**Given task**:
Every record below should be printed exactly as it appears.

※

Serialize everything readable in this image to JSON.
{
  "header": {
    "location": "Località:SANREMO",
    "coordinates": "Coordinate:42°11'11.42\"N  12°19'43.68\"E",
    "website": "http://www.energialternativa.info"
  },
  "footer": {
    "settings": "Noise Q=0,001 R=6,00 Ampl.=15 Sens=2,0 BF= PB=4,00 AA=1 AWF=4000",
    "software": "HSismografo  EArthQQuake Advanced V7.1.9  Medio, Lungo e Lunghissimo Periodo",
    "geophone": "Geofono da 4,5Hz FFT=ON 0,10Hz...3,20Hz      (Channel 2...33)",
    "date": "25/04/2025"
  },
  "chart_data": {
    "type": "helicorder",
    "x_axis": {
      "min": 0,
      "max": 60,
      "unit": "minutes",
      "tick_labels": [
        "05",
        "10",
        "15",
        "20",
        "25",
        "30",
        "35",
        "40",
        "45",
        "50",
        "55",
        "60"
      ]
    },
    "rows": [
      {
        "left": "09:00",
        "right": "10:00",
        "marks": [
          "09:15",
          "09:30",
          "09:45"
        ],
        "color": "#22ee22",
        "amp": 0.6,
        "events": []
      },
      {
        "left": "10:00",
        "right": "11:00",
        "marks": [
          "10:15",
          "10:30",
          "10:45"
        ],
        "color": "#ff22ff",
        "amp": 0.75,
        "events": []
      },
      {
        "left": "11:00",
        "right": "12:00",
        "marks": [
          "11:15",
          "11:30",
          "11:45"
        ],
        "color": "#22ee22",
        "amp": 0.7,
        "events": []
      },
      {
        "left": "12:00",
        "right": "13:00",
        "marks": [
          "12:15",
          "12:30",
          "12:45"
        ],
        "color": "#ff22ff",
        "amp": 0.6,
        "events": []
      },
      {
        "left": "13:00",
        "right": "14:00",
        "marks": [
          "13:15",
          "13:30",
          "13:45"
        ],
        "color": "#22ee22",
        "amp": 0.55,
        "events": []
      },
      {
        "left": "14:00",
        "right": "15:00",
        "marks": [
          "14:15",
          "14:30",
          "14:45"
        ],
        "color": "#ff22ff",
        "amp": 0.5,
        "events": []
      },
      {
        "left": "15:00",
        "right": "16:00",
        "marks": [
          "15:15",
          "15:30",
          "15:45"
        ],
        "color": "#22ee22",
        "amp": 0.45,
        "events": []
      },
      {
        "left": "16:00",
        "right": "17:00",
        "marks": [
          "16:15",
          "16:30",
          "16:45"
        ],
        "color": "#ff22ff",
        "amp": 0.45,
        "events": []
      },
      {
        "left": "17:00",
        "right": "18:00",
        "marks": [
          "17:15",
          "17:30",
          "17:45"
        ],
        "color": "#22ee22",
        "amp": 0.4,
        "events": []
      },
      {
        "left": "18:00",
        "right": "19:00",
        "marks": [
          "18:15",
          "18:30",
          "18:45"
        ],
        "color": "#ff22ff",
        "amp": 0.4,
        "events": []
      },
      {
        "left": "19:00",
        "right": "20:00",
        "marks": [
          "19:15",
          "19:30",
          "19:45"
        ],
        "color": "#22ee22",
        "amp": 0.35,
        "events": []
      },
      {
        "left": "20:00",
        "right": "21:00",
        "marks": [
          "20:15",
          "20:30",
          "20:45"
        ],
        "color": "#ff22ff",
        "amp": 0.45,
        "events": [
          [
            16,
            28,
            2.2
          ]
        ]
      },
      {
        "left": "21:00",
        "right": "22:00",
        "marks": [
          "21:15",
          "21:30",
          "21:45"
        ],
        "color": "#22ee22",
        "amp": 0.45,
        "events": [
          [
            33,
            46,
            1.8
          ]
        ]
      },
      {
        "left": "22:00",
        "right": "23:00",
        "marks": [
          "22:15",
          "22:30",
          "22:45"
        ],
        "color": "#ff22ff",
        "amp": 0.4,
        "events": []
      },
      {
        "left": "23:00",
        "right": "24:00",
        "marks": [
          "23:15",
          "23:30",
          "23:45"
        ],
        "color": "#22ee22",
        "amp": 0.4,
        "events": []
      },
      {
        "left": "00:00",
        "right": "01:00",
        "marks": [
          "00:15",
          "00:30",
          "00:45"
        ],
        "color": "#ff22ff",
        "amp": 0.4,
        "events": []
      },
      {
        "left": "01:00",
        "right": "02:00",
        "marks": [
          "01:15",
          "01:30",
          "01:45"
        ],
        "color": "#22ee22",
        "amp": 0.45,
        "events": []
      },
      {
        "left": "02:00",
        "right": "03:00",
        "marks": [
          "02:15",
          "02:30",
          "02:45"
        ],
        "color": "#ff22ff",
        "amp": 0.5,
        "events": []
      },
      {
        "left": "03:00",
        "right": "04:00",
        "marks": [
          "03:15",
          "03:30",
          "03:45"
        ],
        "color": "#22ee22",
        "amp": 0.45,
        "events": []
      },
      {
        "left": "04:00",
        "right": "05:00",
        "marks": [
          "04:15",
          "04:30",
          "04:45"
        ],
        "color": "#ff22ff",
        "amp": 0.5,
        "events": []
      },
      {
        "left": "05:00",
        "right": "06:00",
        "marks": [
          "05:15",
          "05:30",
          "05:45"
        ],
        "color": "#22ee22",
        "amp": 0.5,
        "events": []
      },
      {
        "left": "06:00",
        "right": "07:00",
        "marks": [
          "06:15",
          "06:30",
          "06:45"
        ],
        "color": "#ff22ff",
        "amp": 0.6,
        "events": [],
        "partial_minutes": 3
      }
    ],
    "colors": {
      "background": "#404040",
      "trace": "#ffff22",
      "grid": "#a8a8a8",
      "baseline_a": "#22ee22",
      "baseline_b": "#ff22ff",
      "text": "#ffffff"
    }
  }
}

※

**Worked answer**:
Serialize everything readable in this image to JSON.
{
  "header": {
    "location": "Località:SANREMO",
    "coordinates": "Coordinate:42°11'11.42\"N  12°19'43.68\"E",
    "website": "http://www.energialternativa.info"
  },
  "footer": {
    "settings": "Noise Q=0,001 R=6,00 Ampl.=15 Sens=2,0 BF= PB=4,00 AA=1 AWF=4000",
    "software": "HSismografo  EArthQQuake Advanced V7.1.9  Medio, Lungo e Lunghissimo Periodo",
    "geophone": "Geofono da 4,5Hz FFT=ON 0,10Hz...3,20Hz      (Channel 2...33)",
    "date": "25/04/2025"
  },
  "chart_data": {
    "type": "helicorder",
    "x_axis": {
      "min": 0,
      "max": 60,
      "unit": "minutes",
      "tick_labels": [
        "05",
        "10",
        "15",
        "20",
        "25",
        "30",
        "35",
        "40",
        "45",
        "50",
        "55",
        "60"
      ]
    },
    "rows": [
      {
        "left": "09:00",
        "right": "10:00",
        "marks": [
          "09:15",
          "09:30",
          "09:45"
        ],
        "color": "#22ee22",
        "amp": 0.6,
        "events": []
      },
      {
        "left": "10:00",
        "right": "11:00",
        "marks": [
          "10:15",
          "10:30",
          "10:45"
        ],
        "color": "#ff22ff",
        "amp": 0.75,
        "events": []
      },
      {
        "left": "11:00",
        "right": "12:00",
        "marks": [
          "11:15",
          "11:30",
          "11:45"
        ],
        "color": "#22ee22",
        "amp": 0.7,
        "events": []
      },
      {
        "left": "12:00",
        "right": "13:00",
        "marks": [
          "12:15",
          "12:30",
          "12:45"
        ],
        "color": "#ff22ff",
        "amp": 0.6,
        "events": []
      },
      {
        "left": "13:00",
        "right": "14:00",
        "marks": [
          "13:15",
          "13:30",
          "13:45"
        ],
        "color": "#22ee22",
        "amp": 0.55,
        "events": []
      },
      {
        "left": "14:00",
        "right": "15:00",
        "marks": [
          "14:15",
          "14:30",
          "14:45"
        ],
        "color": "#ff22ff",
        "amp": 0.5,
        "events": []
      },
      {
        "left": "15:00",
        "right": "16:00",
        "marks": [
          "15:15",
          "15:30",
          "15:45"
        ],
        "color": "#22ee22",
        "amp": 0.45,
        "events": []
      },
      {
        "left": "16:00",
        "right": "17:00",
        "marks": [
          "16:15",
          "16:30",
          "16:45"
        ],
        "color": "#ff22ff",
        "amp": 0.45,
        "events": []
      },
      {
        "left": "17:00",
        "right": "18:00",
        "marks": [
          "17:15",
          "17:30",
          "17:45"
        ],
        "color": "#22ee22",
        "amp": 0.4,
        "events": []
      },
      {
        "left": "18:00",
        "right": "19:00",
        "marks": [
          "18:15",
          "18:30",
          "18:45"
        ],
        "color": "#ff22ff",
        "amp": 0.4,
        "events": []
      },
      {
        "left": "19:00",
        "right": "20:00",
        "marks": [
          "19:15",
          "19:30",
          "19:45"
        ],
        "color": "#22ee22",
        "amp": 0.35,
        "events": []
      },
      {
        "left": "20:00",
        "right": "21:00",
        "marks": [
          "20:15",
          "20:30",
          "20:45"
        ],
        "color": "#ff22ff",
        "amp": 0.45,
        "events": [
          [
            16,
            28,
            2.2
          ]
        ]
      },
      {
        "left": "21:00",
        "right": "22:00",
        "marks": [
          "21:15",
          "21:30",
          "21:45"
        ],
        "color": "#22ee22",
        "amp": 0.45,
        "events": [
          [
            33,
            46,
            1.8
          ]
        ]
      },
      {
        "left": "22:00",
        "right": "23:00",
        "marks": [
          "22:15",
          "22:30",
          "22:45"
        ],
        "color": "#ff22ff",
        "amp": 0.4,
        "events": []
      },
      {
        "left": "23:00",
        "right": "24:00",
        "marks": [
          "23:15",
          "23:30",
          "23:45"
        ],
        "color": "#22ee22",
        "amp": 0.4,
        "events": []
      },
      {
        "left": "00:00",
        "right": "01:00",
        "marks": [
          "00:15",
          "00:30",
          "00:45"
        ],
        "color": "#ff22ff",
        "amp": 0.4,
        "events": []
      },
      {
        "left": "01:00",
        "right": "02:00",
        "marks": [
          "01:15",
          "01:30",
          "01:45"
        ],
        "color": "#22ee22",
        "amp": 0.45,
        "events": []
      },
      {
        "left": "02:00",
        "right": "03:00",
        "marks": [
          "02:15",
          "02:30",
          "02:45"
        ],
        "color": "#ff22ff",
        "amp": 0.5,
        "events": []
      },
      {
        "left": "03:00",
        "right": "04:00",
        "marks": [
          "03:15",
          "03:30",
          "03:45"
        ],
        "color": "#22ee22",
        "amp": 0.45,
        "events": []
      },
      {
        "left": "04:00",
        "right": "05:00",
        "marks": [
          "04:15",
          "04:30",
          "04:45"
        ],
        "color": "#ff22ff",
        "amp": 0.5,
        "events": []
      },
      {
        "left": "05:00",
        "right": "06:00",
        "marks": [
          "05:15",
          "05:30",
          "05:45"
        ],
        "color": "#22ee22",
        "amp": 0.5,
        "events": []
      },
      {
        "left": "06:00",
        "right": "07:00",
        "marks": [
          "06:15",
          "06:30",
          "06:45"
        ],
        "color": "#ff22ff",
        "amp": 0.6,
        "events": [],
        "partial_minutes": 3
      }
    ],
    "colors": {
      "background": "#404040",
      "trace": "#ffff22",
      "grid": "#a8a8a8",
      "baseline_a": "#22ee22",
      "baseline_b": "#ff22ff",
      "text": "#ffffff"
    }
  }
}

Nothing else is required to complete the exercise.